START

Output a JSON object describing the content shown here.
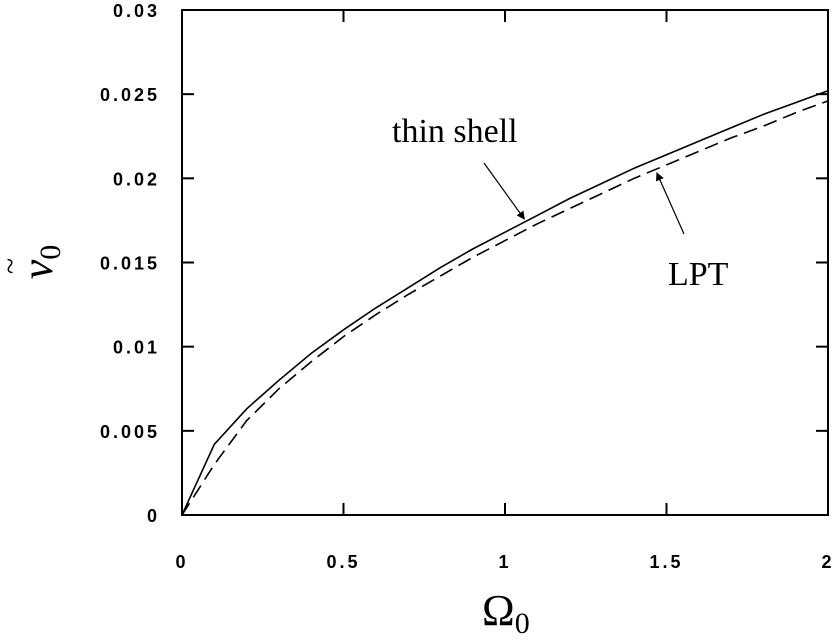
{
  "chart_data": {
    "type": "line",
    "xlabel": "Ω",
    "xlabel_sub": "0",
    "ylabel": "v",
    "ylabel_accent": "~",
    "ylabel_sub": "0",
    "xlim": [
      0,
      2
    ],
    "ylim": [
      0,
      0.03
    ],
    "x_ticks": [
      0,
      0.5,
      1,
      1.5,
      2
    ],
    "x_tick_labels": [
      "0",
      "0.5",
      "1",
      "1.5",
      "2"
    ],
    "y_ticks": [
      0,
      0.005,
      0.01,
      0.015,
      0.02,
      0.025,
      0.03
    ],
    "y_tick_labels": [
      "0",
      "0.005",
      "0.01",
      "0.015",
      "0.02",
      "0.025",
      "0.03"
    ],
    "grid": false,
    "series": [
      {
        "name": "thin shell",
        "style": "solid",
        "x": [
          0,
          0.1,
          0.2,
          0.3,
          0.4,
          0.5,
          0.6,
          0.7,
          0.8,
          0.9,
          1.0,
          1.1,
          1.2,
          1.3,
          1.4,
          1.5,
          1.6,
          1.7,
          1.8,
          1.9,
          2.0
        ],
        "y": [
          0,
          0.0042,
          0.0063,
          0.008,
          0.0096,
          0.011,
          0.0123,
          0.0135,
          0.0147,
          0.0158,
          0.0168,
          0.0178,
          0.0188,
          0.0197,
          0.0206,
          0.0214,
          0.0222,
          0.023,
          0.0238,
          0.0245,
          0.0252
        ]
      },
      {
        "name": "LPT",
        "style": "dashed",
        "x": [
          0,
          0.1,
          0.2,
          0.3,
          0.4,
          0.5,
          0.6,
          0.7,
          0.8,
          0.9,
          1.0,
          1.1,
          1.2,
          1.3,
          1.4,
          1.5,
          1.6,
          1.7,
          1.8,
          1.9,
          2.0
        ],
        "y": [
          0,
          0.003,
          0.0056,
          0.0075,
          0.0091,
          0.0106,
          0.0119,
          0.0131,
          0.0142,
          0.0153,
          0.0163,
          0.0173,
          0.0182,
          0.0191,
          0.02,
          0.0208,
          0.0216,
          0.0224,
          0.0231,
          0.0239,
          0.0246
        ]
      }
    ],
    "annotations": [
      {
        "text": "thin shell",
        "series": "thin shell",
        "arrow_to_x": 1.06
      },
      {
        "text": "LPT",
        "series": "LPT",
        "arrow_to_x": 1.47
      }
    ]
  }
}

END
START

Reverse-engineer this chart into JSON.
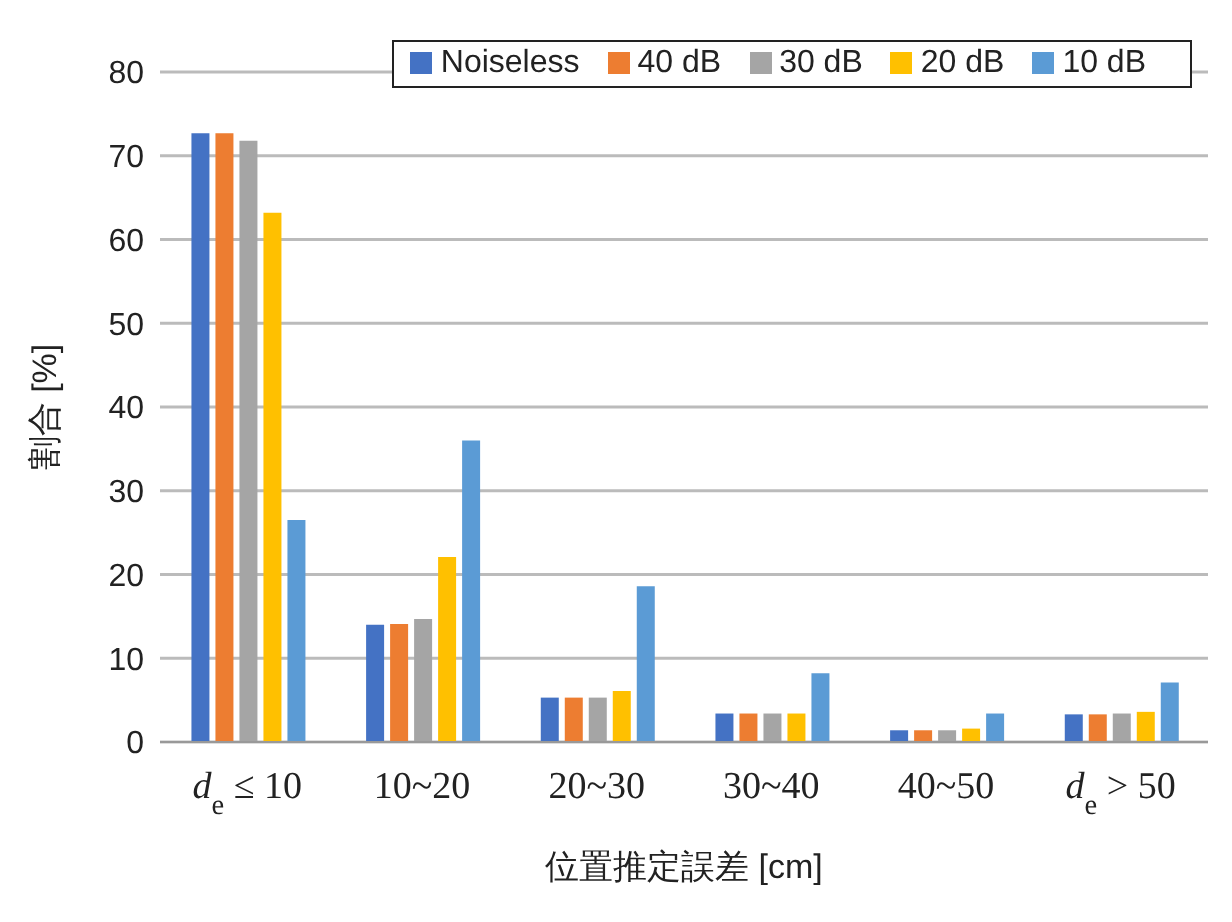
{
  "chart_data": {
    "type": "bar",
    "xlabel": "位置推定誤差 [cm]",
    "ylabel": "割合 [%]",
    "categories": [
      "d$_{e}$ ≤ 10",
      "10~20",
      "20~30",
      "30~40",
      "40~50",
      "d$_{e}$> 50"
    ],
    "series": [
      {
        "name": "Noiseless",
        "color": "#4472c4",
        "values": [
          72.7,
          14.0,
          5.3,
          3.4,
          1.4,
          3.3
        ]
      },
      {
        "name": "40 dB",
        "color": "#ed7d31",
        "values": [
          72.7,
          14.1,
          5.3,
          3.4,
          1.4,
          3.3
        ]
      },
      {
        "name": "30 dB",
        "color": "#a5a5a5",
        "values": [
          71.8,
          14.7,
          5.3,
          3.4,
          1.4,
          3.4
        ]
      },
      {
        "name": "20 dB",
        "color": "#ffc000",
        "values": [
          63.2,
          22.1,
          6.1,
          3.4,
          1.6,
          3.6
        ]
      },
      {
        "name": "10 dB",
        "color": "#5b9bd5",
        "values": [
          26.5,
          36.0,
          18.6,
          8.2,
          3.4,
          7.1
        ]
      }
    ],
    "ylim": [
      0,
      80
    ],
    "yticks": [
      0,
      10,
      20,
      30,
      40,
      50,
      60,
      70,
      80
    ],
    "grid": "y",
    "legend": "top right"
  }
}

END

Task goal
Scan the listing above and copy all lines containing the word "color".

Answer
        "color": "#4472c4",
        "color": "#ed7d31",
        "color": "#a5a5a5",
        "color": "#ffc000",
        "color": "#5b9bd5",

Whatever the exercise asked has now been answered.